**EXERCISE**: Pick out each line of the records that includes the string "color", and copy it.

**RECORD EXTRACTS**:
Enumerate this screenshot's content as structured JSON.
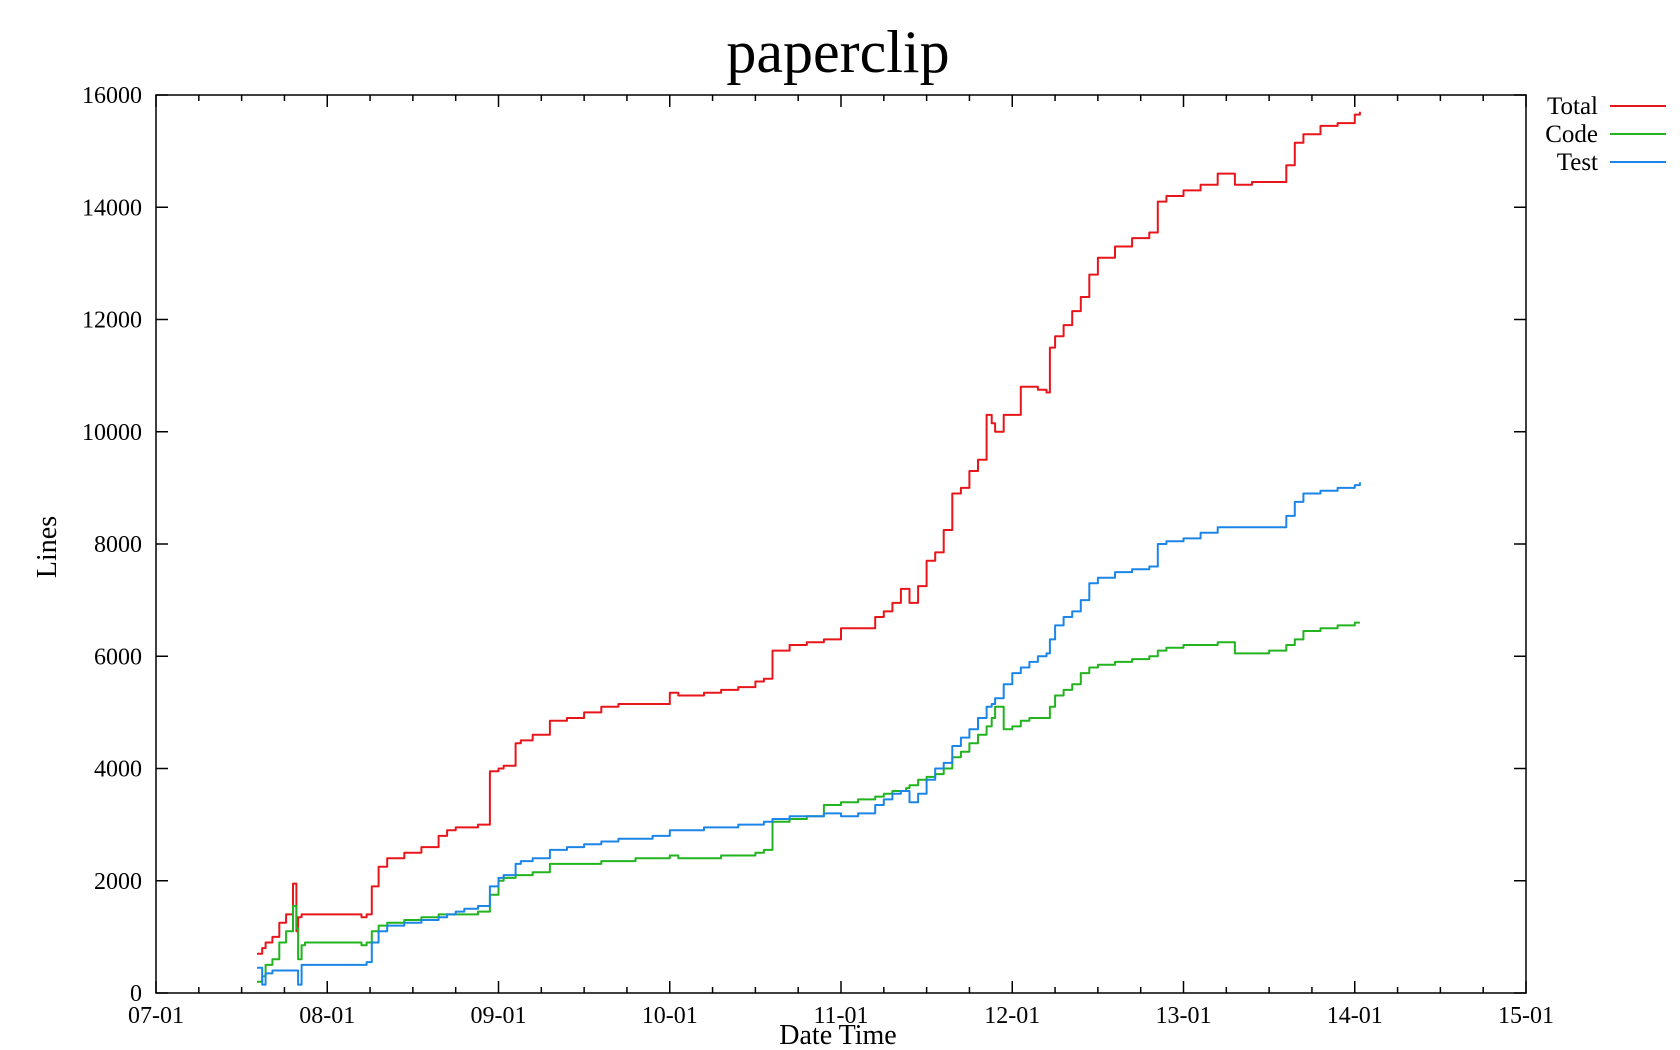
{
  "chart_data": {
    "type": "line",
    "title": "paperclip",
    "xlabel": "Date Time",
    "ylabel": "Lines",
    "x_ticks": [
      "07-01",
      "08-01",
      "09-01",
      "10-01",
      "11-01",
      "12-01",
      "13-01",
      "14-01",
      "15-01"
    ],
    "xlim": [
      "07-01",
      "15-01"
    ],
    "y_ticks": [
      0,
      2000,
      4000,
      6000,
      8000,
      10000,
      12000,
      14000,
      16000
    ],
    "ylim": [
      0,
      16000
    ],
    "grid": false,
    "legend_position": "top-right outside",
    "series": [
      {
        "name": "Total",
        "color": "#e8161b",
        "points": [
          [
            "07-01",
            null
          ]
        ],
        "x": [
          7.59,
          7.62,
          7.64,
          7.68,
          7.72,
          7.76,
          7.8,
          7.82,
          7.83,
          7.85,
          7.87,
          7.9,
          7.95,
          8.0,
          8.05,
          8.1,
          8.2,
          8.23,
          8.26,
          8.3,
          8.35,
          8.45,
          8.55,
          8.65,
          8.7,
          8.75,
          8.8,
          8.88,
          8.95,
          9.0,
          9.03,
          9.1,
          9.13,
          9.2,
          9.3,
          9.4,
          9.5,
          9.6,
          9.7,
          9.8,
          9.9,
          10.0,
          10.05,
          10.1,
          10.2,
          10.3,
          10.4,
          10.5,
          10.55,
          10.6,
          10.7,
          10.8,
          10.9,
          11.0,
          11.1,
          11.2,
          11.25,
          11.3,
          11.35,
          11.38,
          11.4,
          11.45,
          11.5,
          11.55,
          11.6,
          11.65,
          11.7,
          11.75,
          11.8,
          11.85,
          11.88,
          11.9,
          11.95,
          12.0,
          12.05,
          12.1,
          12.15,
          12.2,
          12.22,
          12.25,
          12.3,
          12.35,
          12.4,
          12.45,
          12.5,
          12.6,
          12.7,
          12.8,
          12.85,
          12.9,
          13.0,
          13.1,
          13.2,
          13.3,
          13.4,
          13.5,
          13.6,
          13.65,
          13.7,
          13.8,
          13.9,
          14.0,
          14.03
        ],
        "values": [
          700,
          800,
          900,
          1000,
          1250,
          1400,
          1950,
          1100,
          1350,
          1400,
          1400,
          1400,
          1400,
          1400,
          1400,
          1400,
          1350,
          1400,
          1900,
          2250,
          2400,
          2500,
          2600,
          2800,
          2900,
          2950,
          2950,
          3000,
          3950,
          4000,
          4050,
          4450,
          4500,
          4600,
          4850,
          4900,
          5000,
          5100,
          5150,
          5150,
          5150,
          5350,
          5300,
          5300,
          5350,
          5400,
          5450,
          5550,
          5600,
          6100,
          6200,
          6250,
          6300,
          6500,
          6500,
          6700,
          6800,
          6950,
          7200,
          7200,
          6950,
          7250,
          7700,
          7850,
          8250,
          8900,
          9000,
          9300,
          9500,
          10300,
          10150,
          10000,
          10300,
          10300,
          10800,
          10800,
          10750,
          10700,
          11500,
          11700,
          11900,
          12150,
          12400,
          12800,
          13100,
          13300,
          13450,
          13550,
          14100,
          14200,
          14300,
          14400,
          14600,
          14400,
          14450,
          14450,
          14750,
          15150,
          15300,
          15450,
          15500,
          15650,
          15700
        ]
      },
      {
        "name": "Code",
        "color": "#21b41e",
        "x": [
          7.59,
          7.62,
          7.64,
          7.68,
          7.72,
          7.76,
          7.8,
          7.82,
          7.83,
          7.85,
          7.87,
          7.9,
          7.95,
          8.0,
          8.05,
          8.1,
          8.2,
          8.23,
          8.26,
          8.3,
          8.35,
          8.45,
          8.55,
          8.65,
          8.7,
          8.75,
          8.8,
          8.88,
          8.95,
          9.0,
          9.03,
          9.1,
          9.13,
          9.2,
          9.3,
          9.4,
          9.5,
          9.6,
          9.7,
          9.8,
          9.9,
          10.0,
          10.05,
          10.1,
          10.2,
          10.3,
          10.4,
          10.5,
          10.55,
          10.6,
          10.7,
          10.8,
          10.9,
          11.0,
          11.1,
          11.2,
          11.25,
          11.3,
          11.35,
          11.38,
          11.4,
          11.45,
          11.5,
          11.55,
          11.6,
          11.65,
          11.7,
          11.75,
          11.8,
          11.85,
          11.88,
          11.9,
          11.95,
          12.0,
          12.05,
          12.1,
          12.15,
          12.2,
          12.22,
          12.25,
          12.3,
          12.35,
          12.4,
          12.45,
          12.5,
          12.6,
          12.7,
          12.8,
          12.85,
          12.9,
          13.0,
          13.1,
          13.2,
          13.3,
          13.4,
          13.5,
          13.6,
          13.65,
          13.7,
          13.8,
          13.9,
          14.0,
          14.03
        ],
        "values": [
          200,
          300,
          500,
          600,
          900,
          1100,
          1550,
          1150,
          600,
          850,
          900,
          900,
          900,
          900,
          900,
          900,
          850,
          900,
          1100,
          1200,
          1250,
          1300,
          1350,
          1400,
          1400,
          1400,
          1400,
          1450,
          1750,
          2000,
          2050,
          2100,
          2100,
          2150,
          2300,
          2300,
          2300,
          2350,
          2350,
          2400,
          2400,
          2450,
          2400,
          2400,
          2400,
          2450,
          2450,
          2500,
          2550,
          3050,
          3100,
          3150,
          3350,
          3400,
          3450,
          3500,
          3550,
          3600,
          3600,
          3650,
          3700,
          3800,
          3850,
          3900,
          4000,
          4200,
          4300,
          4450,
          4600,
          4750,
          4900,
          5100,
          4700,
          4750,
          4850,
          4900,
          4900,
          4900,
          5100,
          5300,
          5400,
          5500,
          5700,
          5800,
          5850,
          5900,
          5950,
          6000,
          6100,
          6150,
          6200,
          6200,
          6250,
          6050,
          6050,
          6100,
          6200,
          6300,
          6450,
          6500,
          6550,
          6600,
          6600
        ]
      },
      {
        "name": "Test",
        "color": "#1c86e8",
        "x": [
          7.59,
          7.62,
          7.64,
          7.68,
          7.72,
          7.76,
          7.8,
          7.82,
          7.83,
          7.85,
          7.87,
          7.9,
          7.95,
          8.0,
          8.05,
          8.1,
          8.2,
          8.23,
          8.26,
          8.3,
          8.35,
          8.45,
          8.55,
          8.65,
          8.7,
          8.75,
          8.8,
          8.88,
          8.95,
          9.0,
          9.03,
          9.1,
          9.13,
          9.2,
          9.3,
          9.4,
          9.5,
          9.6,
          9.7,
          9.8,
          9.9,
          10.0,
          10.05,
          10.1,
          10.2,
          10.3,
          10.4,
          10.5,
          10.55,
          10.6,
          10.7,
          10.8,
          10.9,
          11.0,
          11.1,
          11.2,
          11.25,
          11.3,
          11.35,
          11.38,
          11.4,
          11.45,
          11.5,
          11.55,
          11.6,
          11.65,
          11.7,
          11.75,
          11.8,
          11.85,
          11.88,
          11.9,
          11.95,
          12.0,
          12.05,
          12.1,
          12.15,
          12.2,
          12.22,
          12.25,
          12.3,
          12.35,
          12.4,
          12.45,
          12.5,
          12.6,
          12.7,
          12.8,
          12.85,
          12.9,
          13.0,
          13.1,
          13.2,
          13.3,
          13.4,
          13.5,
          13.6,
          13.65,
          13.7,
          13.8,
          13.9,
          14.0,
          14.03
        ],
        "values": [
          450,
          150,
          350,
          400,
          400,
          400,
          400,
          400,
          150,
          500,
          500,
          500,
          500,
          500,
          500,
          500,
          500,
          550,
          900,
          1100,
          1200,
          1250,
          1300,
          1350,
          1400,
          1450,
          1500,
          1550,
          1900,
          2050,
          2100,
          2300,
          2350,
          2400,
          2550,
          2600,
          2650,
          2700,
          2750,
          2750,
          2800,
          2900,
          2900,
          2900,
          2950,
          2950,
          3000,
          3000,
          3050,
          3100,
          3150,
          3150,
          3200,
          3150,
          3200,
          3350,
          3450,
          3550,
          3600,
          3600,
          3400,
          3550,
          3800,
          4000,
          4100,
          4400,
          4550,
          4700,
          4900,
          5100,
          5150,
          5250,
          5500,
          5700,
          5800,
          5900,
          6000,
          6050,
          6300,
          6550,
          6700,
          6800,
          7000,
          7300,
          7400,
          7500,
          7550,
          7600,
          8000,
          8050,
          8100,
          8200,
          8300,
          8300,
          8300,
          8300,
          8500,
          8750,
          8900,
          8950,
          9000,
          9050,
          9100
        ]
      }
    ]
  },
  "legend": {
    "items": [
      {
        "label": "Total",
        "color": "#e8161b"
      },
      {
        "label": "Code",
        "color": "#21b41e"
      },
      {
        "label": "Test",
        "color": "#1c86e8"
      }
    ]
  }
}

**OUTPUT FOR THIS TASK**:
        "color": "#e8161b",
        "color": "#21b41e",
        "color": "#1c86e8",
        "color": "#e8161b"
        "color": "#21b41e"
        "color": "#1c86e8"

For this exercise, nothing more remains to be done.